What to produce
All entries are to be given again verbatim.
# Start of Raw records
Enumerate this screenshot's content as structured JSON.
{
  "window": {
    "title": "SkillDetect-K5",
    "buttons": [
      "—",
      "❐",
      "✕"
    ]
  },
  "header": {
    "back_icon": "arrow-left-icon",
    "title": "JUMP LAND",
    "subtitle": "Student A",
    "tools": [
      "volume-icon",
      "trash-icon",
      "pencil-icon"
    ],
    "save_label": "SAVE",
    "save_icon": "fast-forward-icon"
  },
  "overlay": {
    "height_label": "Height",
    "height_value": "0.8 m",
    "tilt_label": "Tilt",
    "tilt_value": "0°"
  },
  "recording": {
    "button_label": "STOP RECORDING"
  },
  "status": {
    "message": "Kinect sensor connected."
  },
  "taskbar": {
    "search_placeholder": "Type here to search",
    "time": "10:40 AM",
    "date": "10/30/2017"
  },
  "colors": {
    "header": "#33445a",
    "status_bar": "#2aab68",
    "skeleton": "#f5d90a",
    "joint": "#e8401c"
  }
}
# End of Raw records
Reply
Enumerate this screenshot's content as structured JSON.
{
  "window": {
    "title": "SkillDetect-K5",
    "buttons": [
      "—",
      "❐",
      "✕"
    ]
  },
  "header": {
    "back_icon": "arrow-left-icon",
    "title": "JUMP LAND",
    "subtitle": "Student A",
    "tools": [
      "volume-icon",
      "trash-icon",
      "pencil-icon"
    ],
    "save_label": "SAVE",
    "save_icon": "fast-forward-icon"
  },
  "overlay": {
    "height_label": "Height",
    "height_value": "0.8 m",
    "tilt_label": "Tilt",
    "tilt_value": "0°"
  },
  "recording": {
    "button_label": "STOP RECORDING"
  },
  "status": {
    "message": "Kinect sensor connected."
  },
  "taskbar": {
    "search_placeholder": "Type here to search",
    "time": "10:40 AM",
    "date": "10/30/2017"
  },
  "colors": {
    "header": "#33445a",
    "status_bar": "#2aab68",
    "skeleton": "#f5d90a",
    "joint": "#e8401c"
  }
}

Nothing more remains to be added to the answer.